Stated problem: Determine how many lines include "JSON". Give the number and nothing else.

Exercise data:
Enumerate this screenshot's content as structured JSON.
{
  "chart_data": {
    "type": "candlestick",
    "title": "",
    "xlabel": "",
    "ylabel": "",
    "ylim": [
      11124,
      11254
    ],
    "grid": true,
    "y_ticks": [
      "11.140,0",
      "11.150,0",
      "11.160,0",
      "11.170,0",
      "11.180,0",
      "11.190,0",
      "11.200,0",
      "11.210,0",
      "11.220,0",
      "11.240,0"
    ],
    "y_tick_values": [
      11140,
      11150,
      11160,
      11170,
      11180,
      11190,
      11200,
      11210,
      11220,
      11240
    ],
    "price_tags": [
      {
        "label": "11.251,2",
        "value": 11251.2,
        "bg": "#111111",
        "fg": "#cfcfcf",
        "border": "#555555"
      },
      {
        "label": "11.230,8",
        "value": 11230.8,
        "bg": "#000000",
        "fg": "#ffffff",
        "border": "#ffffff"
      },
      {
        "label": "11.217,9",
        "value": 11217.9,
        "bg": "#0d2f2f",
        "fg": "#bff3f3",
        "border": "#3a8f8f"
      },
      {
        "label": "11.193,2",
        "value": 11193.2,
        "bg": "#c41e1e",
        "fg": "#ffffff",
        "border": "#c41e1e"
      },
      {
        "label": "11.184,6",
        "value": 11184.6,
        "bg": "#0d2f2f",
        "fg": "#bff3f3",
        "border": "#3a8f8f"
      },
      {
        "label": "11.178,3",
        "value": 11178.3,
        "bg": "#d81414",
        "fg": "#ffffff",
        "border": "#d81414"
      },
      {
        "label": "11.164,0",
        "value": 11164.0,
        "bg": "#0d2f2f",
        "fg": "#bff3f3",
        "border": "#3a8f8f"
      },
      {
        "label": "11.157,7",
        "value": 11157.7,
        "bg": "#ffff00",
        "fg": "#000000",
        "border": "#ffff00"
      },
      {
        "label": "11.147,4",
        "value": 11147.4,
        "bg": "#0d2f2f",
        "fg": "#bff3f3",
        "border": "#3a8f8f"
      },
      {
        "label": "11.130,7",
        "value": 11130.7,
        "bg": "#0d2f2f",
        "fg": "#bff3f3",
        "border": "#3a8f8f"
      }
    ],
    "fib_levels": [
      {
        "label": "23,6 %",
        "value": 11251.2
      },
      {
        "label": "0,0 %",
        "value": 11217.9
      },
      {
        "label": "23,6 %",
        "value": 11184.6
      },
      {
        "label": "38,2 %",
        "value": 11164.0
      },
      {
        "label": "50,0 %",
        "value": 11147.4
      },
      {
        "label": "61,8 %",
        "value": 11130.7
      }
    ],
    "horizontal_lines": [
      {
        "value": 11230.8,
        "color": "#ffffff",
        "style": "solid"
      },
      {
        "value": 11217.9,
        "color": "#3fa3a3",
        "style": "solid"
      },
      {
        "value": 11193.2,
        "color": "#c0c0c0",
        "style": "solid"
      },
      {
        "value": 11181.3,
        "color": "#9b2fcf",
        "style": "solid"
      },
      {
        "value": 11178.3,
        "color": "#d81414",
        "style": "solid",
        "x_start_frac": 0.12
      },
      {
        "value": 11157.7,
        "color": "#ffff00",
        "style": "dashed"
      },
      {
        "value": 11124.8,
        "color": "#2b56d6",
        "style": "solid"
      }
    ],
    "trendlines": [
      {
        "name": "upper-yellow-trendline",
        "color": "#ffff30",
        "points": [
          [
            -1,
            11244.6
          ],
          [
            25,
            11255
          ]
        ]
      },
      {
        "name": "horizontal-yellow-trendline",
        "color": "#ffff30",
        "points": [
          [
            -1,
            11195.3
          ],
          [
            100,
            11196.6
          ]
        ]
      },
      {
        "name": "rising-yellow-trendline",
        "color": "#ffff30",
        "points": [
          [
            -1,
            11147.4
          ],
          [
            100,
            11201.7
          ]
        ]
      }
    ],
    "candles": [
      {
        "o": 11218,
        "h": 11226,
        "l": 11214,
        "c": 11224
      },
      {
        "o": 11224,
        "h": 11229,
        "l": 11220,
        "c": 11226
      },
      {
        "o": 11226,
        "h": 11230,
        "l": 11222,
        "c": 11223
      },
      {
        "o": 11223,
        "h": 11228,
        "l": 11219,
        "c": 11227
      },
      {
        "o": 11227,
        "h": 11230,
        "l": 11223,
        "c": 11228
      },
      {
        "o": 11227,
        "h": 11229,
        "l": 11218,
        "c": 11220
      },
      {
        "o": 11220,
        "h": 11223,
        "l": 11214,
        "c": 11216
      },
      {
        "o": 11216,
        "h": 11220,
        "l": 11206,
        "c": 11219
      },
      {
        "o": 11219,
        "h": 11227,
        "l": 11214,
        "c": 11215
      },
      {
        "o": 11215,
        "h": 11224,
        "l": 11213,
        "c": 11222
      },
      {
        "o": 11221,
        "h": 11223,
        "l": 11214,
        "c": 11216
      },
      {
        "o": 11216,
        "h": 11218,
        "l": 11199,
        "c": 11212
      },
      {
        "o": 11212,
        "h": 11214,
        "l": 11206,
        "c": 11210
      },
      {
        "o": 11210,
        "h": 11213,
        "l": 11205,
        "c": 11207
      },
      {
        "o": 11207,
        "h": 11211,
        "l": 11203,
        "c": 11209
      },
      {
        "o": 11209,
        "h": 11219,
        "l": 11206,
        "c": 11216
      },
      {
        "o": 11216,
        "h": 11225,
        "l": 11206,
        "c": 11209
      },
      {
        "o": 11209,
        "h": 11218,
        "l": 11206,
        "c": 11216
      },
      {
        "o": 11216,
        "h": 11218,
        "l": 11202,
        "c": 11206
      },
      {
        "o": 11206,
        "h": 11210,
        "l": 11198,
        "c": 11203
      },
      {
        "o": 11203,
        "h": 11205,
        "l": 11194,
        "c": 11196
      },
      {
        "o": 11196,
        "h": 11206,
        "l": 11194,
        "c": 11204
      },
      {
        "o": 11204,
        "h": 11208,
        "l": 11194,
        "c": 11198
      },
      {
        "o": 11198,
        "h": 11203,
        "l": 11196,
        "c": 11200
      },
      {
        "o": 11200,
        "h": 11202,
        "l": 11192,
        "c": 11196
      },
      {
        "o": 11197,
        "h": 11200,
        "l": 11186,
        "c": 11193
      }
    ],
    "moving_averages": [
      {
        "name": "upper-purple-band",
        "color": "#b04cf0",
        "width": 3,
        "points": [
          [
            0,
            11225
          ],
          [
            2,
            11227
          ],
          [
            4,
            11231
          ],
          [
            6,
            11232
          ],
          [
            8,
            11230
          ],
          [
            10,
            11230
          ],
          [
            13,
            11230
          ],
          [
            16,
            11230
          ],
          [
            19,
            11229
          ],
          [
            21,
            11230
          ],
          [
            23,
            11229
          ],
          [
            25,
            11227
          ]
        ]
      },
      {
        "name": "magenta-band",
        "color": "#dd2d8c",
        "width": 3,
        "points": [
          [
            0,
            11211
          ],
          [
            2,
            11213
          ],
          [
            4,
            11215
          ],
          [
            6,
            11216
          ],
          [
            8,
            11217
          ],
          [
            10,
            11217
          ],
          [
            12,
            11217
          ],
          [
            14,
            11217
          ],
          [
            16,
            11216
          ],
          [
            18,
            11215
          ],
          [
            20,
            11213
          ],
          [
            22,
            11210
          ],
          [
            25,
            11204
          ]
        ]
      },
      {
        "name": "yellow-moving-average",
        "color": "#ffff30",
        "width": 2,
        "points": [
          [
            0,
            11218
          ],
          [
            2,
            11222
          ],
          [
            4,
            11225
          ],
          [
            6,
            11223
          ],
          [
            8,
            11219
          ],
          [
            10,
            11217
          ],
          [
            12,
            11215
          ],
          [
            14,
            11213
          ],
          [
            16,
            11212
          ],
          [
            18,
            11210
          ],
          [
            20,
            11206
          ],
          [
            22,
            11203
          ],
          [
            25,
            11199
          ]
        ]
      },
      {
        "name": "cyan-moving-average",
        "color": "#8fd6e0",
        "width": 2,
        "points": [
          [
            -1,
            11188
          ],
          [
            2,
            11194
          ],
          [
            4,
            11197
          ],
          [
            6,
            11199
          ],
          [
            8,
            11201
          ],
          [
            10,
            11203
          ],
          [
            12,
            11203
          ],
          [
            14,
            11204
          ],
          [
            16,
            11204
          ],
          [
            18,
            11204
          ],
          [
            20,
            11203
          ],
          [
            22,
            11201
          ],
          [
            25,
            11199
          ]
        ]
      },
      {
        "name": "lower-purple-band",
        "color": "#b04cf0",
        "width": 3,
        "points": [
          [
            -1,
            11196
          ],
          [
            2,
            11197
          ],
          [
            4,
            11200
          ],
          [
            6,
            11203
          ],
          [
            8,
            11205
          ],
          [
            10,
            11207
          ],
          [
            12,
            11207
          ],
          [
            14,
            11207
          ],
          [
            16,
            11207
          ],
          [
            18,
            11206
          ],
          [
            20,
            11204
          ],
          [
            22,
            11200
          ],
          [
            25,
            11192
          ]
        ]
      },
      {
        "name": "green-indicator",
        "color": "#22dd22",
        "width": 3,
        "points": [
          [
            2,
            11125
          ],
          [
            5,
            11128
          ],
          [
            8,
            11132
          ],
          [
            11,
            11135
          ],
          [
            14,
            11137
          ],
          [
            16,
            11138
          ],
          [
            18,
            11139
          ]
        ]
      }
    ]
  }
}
--
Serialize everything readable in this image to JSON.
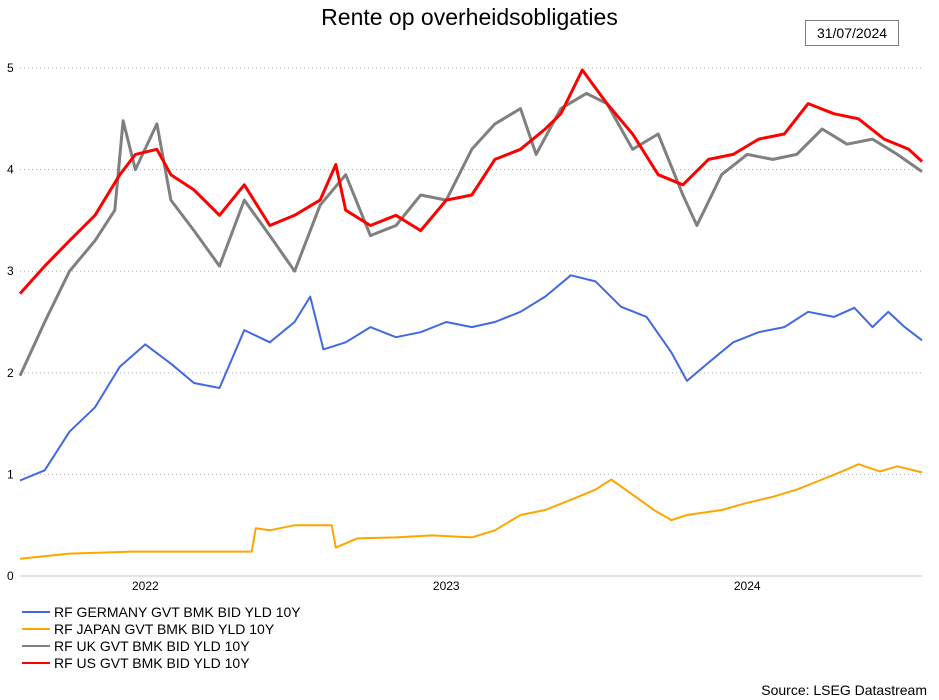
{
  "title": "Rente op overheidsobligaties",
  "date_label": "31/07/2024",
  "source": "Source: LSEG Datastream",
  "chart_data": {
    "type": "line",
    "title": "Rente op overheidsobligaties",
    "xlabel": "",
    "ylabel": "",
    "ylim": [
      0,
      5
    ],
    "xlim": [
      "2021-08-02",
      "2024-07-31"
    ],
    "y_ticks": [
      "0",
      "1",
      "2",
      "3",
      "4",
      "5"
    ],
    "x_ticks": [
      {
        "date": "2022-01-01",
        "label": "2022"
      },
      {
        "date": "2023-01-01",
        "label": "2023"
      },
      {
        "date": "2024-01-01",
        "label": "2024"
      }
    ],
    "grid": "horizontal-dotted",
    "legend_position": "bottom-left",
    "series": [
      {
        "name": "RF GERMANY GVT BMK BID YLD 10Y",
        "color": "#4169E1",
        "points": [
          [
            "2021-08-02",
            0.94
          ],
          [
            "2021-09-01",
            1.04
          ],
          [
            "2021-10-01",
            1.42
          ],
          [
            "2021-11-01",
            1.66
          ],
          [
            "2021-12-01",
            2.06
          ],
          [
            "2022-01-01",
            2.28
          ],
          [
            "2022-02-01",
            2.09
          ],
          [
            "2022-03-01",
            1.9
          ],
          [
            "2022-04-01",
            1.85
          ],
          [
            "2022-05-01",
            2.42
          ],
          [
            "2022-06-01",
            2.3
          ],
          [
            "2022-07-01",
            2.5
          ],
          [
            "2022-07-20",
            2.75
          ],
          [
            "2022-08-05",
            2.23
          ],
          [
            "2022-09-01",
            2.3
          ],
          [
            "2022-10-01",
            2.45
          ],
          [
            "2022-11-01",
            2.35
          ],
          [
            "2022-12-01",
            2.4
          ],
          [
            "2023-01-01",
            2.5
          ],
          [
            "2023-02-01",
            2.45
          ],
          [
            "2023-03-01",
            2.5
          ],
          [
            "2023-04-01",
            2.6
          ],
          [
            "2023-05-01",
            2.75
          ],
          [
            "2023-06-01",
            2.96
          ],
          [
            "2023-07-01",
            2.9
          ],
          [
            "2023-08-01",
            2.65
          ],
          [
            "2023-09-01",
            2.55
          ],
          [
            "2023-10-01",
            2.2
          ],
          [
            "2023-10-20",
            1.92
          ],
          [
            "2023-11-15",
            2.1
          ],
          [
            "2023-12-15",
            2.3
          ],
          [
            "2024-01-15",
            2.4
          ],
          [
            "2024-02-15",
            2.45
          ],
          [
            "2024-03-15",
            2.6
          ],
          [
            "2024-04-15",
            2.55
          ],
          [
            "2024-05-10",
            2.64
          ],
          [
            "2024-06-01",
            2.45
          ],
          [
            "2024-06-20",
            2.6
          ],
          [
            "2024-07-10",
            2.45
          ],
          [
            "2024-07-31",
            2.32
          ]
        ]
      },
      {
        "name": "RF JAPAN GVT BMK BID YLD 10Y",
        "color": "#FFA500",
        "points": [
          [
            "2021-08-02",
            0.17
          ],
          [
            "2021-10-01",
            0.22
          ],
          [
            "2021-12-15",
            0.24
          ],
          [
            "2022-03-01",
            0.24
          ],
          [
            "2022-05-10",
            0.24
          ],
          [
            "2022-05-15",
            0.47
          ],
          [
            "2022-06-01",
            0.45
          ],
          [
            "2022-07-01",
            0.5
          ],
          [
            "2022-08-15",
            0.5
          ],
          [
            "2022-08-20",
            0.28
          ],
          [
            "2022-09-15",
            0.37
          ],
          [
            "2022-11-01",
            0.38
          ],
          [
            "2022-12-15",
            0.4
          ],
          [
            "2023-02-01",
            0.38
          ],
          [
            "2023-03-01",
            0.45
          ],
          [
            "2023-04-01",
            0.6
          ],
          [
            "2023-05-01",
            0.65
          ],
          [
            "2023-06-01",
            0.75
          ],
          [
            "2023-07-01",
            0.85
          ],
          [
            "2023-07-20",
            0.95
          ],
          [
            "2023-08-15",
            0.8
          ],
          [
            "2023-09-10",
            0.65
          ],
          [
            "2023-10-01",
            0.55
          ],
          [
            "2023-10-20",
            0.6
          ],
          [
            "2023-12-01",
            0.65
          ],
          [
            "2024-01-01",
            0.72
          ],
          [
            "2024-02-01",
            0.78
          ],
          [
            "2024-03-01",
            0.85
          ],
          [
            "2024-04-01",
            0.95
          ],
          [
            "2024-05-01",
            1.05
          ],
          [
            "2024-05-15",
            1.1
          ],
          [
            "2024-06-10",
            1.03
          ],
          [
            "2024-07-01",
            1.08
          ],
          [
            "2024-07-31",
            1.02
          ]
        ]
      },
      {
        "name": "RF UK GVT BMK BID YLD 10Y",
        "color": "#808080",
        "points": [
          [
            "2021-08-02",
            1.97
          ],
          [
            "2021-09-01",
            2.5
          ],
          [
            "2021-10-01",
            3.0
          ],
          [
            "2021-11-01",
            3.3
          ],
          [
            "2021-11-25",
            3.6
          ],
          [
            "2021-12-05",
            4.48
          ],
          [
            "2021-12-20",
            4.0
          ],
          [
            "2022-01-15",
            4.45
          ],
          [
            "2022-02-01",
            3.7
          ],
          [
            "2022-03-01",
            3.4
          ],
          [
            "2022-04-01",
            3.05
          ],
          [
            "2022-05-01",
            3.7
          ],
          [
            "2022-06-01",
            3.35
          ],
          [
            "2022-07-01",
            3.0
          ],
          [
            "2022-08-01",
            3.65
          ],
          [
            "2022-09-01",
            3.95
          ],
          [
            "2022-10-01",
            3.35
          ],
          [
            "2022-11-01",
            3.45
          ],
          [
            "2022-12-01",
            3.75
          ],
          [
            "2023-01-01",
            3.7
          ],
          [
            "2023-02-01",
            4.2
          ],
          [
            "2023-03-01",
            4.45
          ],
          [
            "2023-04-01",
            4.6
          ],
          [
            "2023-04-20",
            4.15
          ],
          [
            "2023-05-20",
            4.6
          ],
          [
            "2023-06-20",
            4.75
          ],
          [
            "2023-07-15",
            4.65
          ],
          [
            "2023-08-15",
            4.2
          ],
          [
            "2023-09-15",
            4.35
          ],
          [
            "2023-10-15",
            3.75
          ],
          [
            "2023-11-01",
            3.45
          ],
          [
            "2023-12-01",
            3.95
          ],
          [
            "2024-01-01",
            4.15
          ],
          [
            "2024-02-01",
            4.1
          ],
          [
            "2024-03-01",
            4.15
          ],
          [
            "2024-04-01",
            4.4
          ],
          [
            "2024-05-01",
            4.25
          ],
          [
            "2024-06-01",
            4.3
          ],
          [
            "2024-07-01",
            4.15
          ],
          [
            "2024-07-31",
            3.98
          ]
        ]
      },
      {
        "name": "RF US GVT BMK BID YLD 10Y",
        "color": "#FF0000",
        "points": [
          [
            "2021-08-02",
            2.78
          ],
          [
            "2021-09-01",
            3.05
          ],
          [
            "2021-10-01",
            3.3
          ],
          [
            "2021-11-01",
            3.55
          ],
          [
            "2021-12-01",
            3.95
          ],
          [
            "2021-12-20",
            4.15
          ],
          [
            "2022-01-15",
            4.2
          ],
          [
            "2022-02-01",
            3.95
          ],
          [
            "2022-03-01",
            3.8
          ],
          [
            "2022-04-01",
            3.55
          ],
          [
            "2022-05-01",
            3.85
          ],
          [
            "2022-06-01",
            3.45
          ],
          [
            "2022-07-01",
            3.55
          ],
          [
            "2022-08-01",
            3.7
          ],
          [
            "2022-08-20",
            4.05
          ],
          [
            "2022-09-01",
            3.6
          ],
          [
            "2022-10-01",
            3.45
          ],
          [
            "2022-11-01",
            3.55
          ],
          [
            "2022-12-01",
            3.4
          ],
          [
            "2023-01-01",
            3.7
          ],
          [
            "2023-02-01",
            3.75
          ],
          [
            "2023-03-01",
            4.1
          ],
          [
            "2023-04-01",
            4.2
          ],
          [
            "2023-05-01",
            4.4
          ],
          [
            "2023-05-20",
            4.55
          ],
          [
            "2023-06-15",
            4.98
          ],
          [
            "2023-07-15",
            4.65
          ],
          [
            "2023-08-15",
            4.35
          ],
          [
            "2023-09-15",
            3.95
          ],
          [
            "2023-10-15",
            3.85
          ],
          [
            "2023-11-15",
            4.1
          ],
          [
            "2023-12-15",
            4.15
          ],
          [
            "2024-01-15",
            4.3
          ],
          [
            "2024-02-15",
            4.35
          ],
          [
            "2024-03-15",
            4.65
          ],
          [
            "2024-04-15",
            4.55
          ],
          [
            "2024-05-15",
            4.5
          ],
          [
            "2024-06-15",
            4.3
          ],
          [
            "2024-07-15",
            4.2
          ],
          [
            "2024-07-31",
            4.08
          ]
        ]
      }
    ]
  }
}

Exercise output: 2